**YOUR INSTRUCTIONS**.
Copy each line below in which the string "name" occurs.

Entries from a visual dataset
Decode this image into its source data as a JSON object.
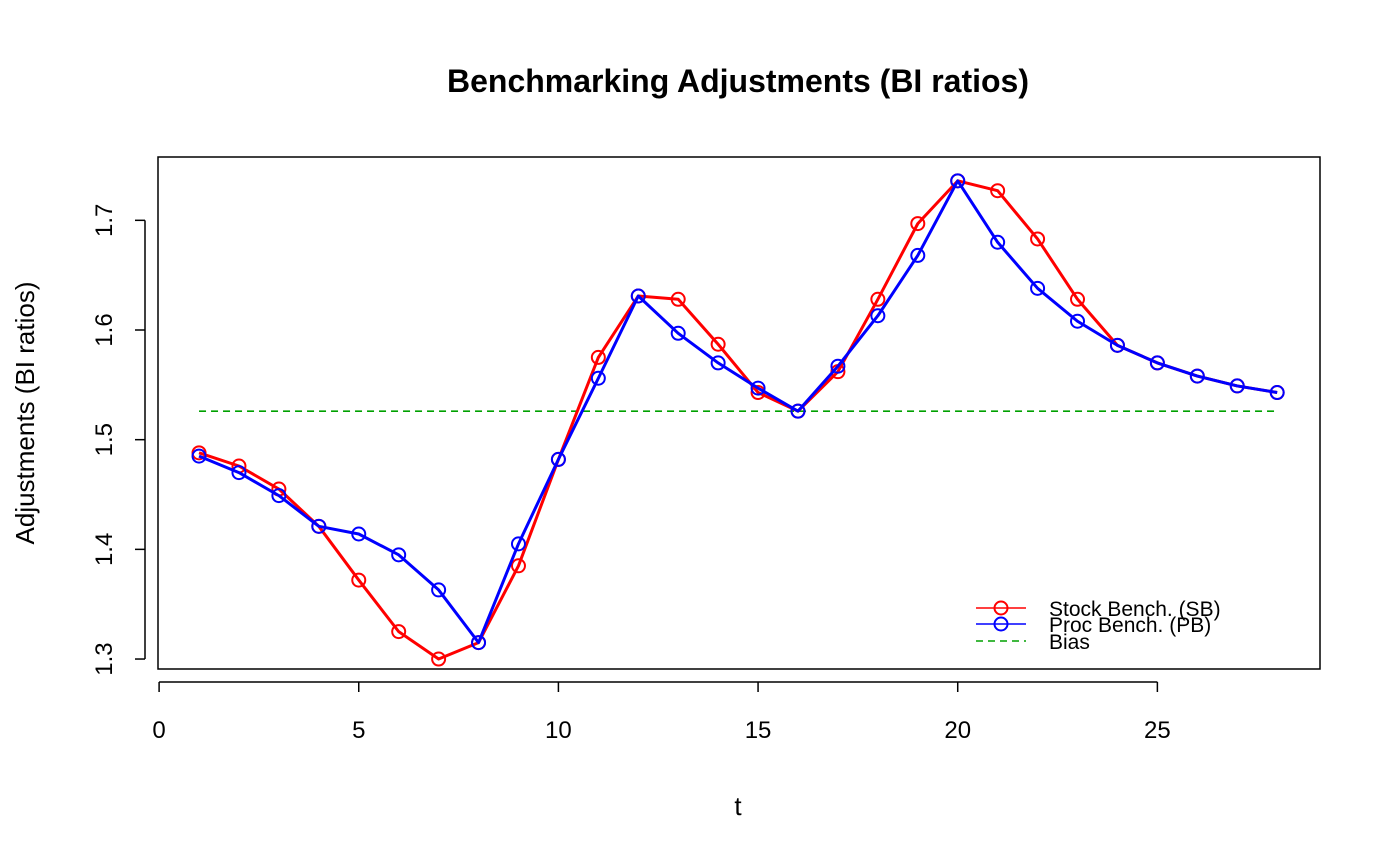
{
  "chart_data": {
    "type": "line",
    "title": "Benchmarking Adjustments (BI ratios)",
    "xlabel": "t",
    "ylabel": "Adjustments (BI ratios)",
    "xlim": [
      0,
      29
    ],
    "ylim": [
      1.29,
      1.755
    ],
    "x_ticks": [
      0,
      5,
      10,
      15,
      20,
      25
    ],
    "y_ticks": [
      1.3,
      1.4,
      1.5,
      1.6,
      1.7
    ],
    "x_tick_labels": [
      "0",
      "5",
      "10",
      "15",
      "20",
      "25"
    ],
    "y_tick_labels": [
      "1.3",
      "1.4",
      "1.5",
      "1.6",
      "1.7"
    ],
    "x": [
      1,
      2,
      3,
      4,
      5,
      6,
      7,
      8,
      9,
      10,
      11,
      12,
      13,
      14,
      15,
      16,
      17,
      18,
      19,
      20,
      21,
      22,
      23,
      24,
      25,
      26,
      27,
      28
    ],
    "series": [
      {
        "name": "Stock Bench. (SB)",
        "color": "#ff0000",
        "marker": "open-circle",
        "values": [
          1.488,
          1.476,
          1.455,
          1.421,
          1.372,
          1.325,
          1.3,
          1.315,
          1.385,
          1.482,
          1.575,
          1.631,
          1.628,
          1.587,
          1.543,
          1.526,
          1.562,
          1.628,
          1.697,
          1.736,
          1.727,
          1.683,
          1.628,
          1.586,
          1.57,
          1.558,
          1.549,
          1.543
        ]
      },
      {
        "name": "Proc Bench. (PB)",
        "color": "#0000ff",
        "marker": "open-circle",
        "values": [
          1.485,
          1.47,
          1.449,
          1.421,
          1.414,
          1.395,
          1.363,
          1.315,
          1.405,
          1.482,
          1.556,
          1.631,
          1.597,
          1.57,
          1.547,
          1.526,
          1.567,
          1.613,
          1.668,
          1.736,
          1.68,
          1.638,
          1.608,
          1.586,
          1.57,
          1.558,
          1.549,
          1.543
        ]
      }
    ],
    "bias": {
      "name": "Bias",
      "color": "#00a000",
      "style": "dashed",
      "value": 1.526,
      "x_range": [
        1,
        28
      ]
    },
    "legend": "bottom-right",
    "grid": false
  }
}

**TASK RESPONSE**.
        "name": "Stock Bench. (SB)",
        "name": "Proc Bench. (PB)",
      "name": "Bias",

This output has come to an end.